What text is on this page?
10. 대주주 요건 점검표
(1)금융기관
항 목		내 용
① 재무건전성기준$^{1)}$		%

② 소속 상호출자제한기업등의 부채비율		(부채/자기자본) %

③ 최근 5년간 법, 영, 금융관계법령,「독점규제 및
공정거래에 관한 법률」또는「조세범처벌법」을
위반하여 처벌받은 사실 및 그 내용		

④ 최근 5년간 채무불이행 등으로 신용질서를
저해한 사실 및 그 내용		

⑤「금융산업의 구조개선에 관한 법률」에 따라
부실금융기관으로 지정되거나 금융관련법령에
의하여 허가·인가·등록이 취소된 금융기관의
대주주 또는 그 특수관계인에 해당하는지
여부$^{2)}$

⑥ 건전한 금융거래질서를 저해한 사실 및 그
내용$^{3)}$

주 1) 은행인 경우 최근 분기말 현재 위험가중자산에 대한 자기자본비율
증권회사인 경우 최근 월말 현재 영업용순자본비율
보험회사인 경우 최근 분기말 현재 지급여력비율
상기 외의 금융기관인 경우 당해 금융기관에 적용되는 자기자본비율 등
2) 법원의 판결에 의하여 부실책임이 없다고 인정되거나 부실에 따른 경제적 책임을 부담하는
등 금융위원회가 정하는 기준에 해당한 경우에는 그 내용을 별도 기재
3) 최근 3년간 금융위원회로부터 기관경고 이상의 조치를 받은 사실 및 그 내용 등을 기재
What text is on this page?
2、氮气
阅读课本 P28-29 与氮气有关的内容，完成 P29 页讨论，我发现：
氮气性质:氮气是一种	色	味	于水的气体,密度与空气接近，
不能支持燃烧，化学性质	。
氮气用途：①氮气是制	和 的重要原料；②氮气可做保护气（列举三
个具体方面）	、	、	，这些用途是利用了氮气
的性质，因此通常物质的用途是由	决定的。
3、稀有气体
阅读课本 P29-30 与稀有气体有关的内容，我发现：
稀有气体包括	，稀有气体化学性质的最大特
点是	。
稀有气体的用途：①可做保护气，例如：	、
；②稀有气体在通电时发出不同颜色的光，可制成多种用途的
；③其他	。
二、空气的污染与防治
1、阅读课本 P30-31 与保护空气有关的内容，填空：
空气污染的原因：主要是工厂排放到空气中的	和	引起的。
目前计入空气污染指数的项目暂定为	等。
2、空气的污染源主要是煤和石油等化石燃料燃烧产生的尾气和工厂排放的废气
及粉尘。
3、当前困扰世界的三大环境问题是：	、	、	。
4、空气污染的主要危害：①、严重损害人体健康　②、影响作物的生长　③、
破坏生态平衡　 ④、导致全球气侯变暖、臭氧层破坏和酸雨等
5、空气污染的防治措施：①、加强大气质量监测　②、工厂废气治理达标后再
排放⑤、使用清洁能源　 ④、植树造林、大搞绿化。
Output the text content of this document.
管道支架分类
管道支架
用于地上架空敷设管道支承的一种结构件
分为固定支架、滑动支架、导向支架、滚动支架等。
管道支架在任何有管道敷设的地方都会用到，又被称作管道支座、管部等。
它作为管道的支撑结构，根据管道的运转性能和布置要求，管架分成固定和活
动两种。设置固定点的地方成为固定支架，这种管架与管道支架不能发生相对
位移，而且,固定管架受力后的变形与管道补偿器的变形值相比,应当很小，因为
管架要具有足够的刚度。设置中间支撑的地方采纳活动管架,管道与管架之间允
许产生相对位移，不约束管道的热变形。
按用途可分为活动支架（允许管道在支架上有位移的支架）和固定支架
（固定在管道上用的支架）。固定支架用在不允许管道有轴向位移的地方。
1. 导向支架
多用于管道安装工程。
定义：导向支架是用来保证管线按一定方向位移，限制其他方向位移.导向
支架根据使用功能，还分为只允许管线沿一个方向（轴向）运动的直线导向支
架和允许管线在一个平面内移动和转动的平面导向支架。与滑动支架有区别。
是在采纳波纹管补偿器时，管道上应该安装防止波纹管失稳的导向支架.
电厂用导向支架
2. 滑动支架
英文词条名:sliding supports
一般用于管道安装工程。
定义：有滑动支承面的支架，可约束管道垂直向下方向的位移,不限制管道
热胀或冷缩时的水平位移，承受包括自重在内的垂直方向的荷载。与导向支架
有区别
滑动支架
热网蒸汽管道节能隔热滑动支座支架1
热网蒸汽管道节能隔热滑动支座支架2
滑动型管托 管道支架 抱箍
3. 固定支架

▬▬▬

Request :: Give the number of lines in the listing above that hold the string "阅读课本", with nothing else.

Result :: 3